The request. Below is a listing to transcribe in full and exactly; keep the pictures out.

[Dataset records on visual material]
Begin

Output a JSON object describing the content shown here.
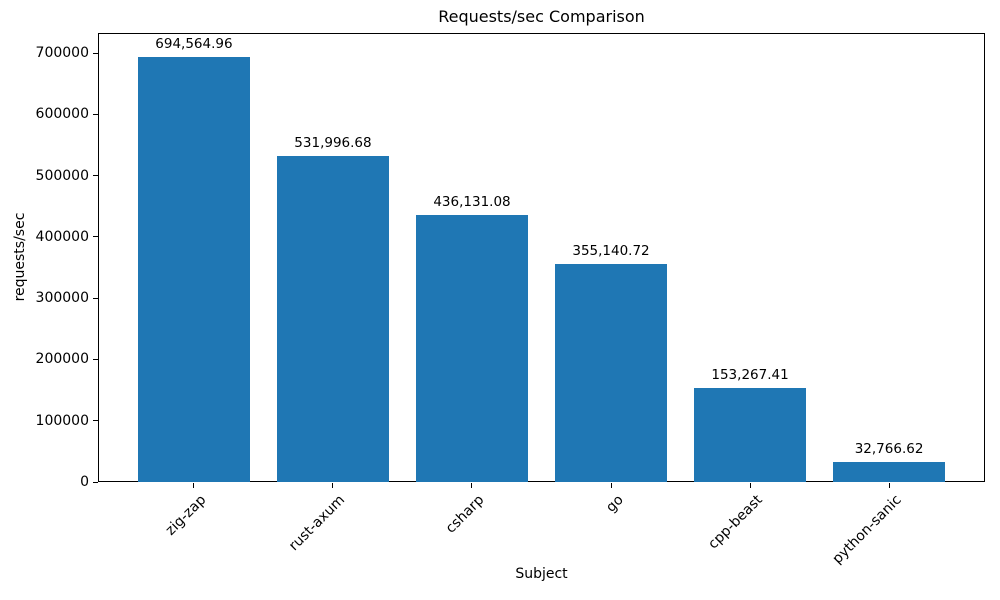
{
  "chart_data": {
    "type": "bar",
    "title": "Requests/sec Comparison",
    "xlabel": "Subject",
    "ylabel": "requests/sec",
    "categories": [
      "zig-zap",
      "rust-axum",
      "csharp",
      "go",
      "cpp-beast",
      "python-sanic"
    ],
    "values": [
      694564.96,
      531996.68,
      436131.08,
      355140.72,
      153267.41,
      32766.62
    ],
    "value_labels": [
      "694,564.96",
      "531,996.68",
      "436,131.08",
      "355,140.72",
      "153,267.41",
      "32,766.62"
    ],
    "yticks": [
      0,
      100000,
      200000,
      300000,
      400000,
      500000,
      600000,
      700000
    ],
    "ylim": [
      0,
      733000
    ],
    "bar_color": "#1f77b4",
    "axis_color": "#000000",
    "grid": false,
    "legend_position": "none"
  }
}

End

Final result.
Output a JSON object describing the content shown here.
{
  "chart_data": {
    "type": "bar",
    "title": "Requests/sec Comparison",
    "xlabel": "Subject",
    "ylabel": "requests/sec",
    "categories": [
      "zig-zap",
      "rust-axum",
      "csharp",
      "go",
      "cpp-beast",
      "python-sanic"
    ],
    "values": [
      694564.96,
      531996.68,
      436131.08,
      355140.72,
      153267.41,
      32766.62
    ],
    "value_labels": [
      "694,564.96",
      "531,996.68",
      "436,131.08",
      "355,140.72",
      "153,267.41",
      "32,766.62"
    ],
    "yticks": [
      0,
      100000,
      200000,
      300000,
      400000,
      500000,
      600000,
      700000
    ],
    "ylim": [
      0,
      733000
    ],
    "bar_color": "#1f77b4",
    "axis_color": "#000000",
    "grid": false,
    "legend_position": "none"
  }
}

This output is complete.